**STATED GOAL**: Print all of the data exactly.

START

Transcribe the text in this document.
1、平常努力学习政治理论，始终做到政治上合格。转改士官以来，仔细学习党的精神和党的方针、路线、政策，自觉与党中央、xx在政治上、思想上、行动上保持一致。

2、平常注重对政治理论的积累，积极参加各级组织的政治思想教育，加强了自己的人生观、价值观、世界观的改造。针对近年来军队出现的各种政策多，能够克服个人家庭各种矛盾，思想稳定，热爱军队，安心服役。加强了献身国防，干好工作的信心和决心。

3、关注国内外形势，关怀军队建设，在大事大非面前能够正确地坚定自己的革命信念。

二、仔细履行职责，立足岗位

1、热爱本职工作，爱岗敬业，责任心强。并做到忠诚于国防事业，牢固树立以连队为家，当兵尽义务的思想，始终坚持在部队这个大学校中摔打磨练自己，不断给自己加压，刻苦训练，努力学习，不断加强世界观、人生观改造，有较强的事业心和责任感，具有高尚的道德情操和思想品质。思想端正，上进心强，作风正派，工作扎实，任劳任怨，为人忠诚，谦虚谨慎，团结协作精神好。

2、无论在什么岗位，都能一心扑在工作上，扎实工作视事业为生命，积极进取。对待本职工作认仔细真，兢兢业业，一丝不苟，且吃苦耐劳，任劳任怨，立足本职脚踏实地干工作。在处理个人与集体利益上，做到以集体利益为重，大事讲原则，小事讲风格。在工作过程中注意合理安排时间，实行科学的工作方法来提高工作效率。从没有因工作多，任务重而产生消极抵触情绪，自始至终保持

END

**OUTPUT FOR THIS EXERCISE**:
Transcribe the text in this document.
1、平常努力学习政治理论，始终做到政治上合格。转改士官以来，仔细学习党的精神和党的方针、路线、政策，自觉与党中央、xx在政治上、思想上、行动上保持一致。

2、平常注重对政治理论的积累，积极参加各级组织的政治思想教育，加强了自己的人生观、价值观、世界观的改造。针对近年来军队出现的各种政策多，能够克服个人家庭各种矛盾，思想稳定，热爱军队，安心服役。加强了献身国防，干好工作的信心和决心。

3、关注国内外形势，关怀军队建设，在大事大非面前能够正确地坚定自己的革命信念。

二、仔细履行职责，立足岗位

1、热爱本职工作，爱岗敬业，责任心强。并做到忠诚于国防事业，牢固树立以连队为家，当兵尽义务的思想，始终坚持在部队这个大学校中摔打磨练自己，不断给自己加压，刻苦训练，努力学习，不断加强世界观、人生观改造，有较强的事业心和责任感，具有高尚的道德情操和思想品质。思想端正，上进心强，作风正派，工作扎实，任劳任怨，为人忠诚，谦虚谨慎，团结协作精神好。

2、无论在什么岗位，都能一心扑在工作上，扎实工作视事业为生命，积极进取。对待本职工作认仔细真，兢兢业业，一丝不苟，且吃苦耐劳，任劳任怨，立足本职脚踏实地干工作。在处理个人与集体利益上，做到以集体利益为重，大事讲原则，小事讲风格。在工作过程中注意合理安排时间，实行科学的工作方法来提高工作效率。从没有因工作多，任务重而产生消极抵触情绪，自始至终保持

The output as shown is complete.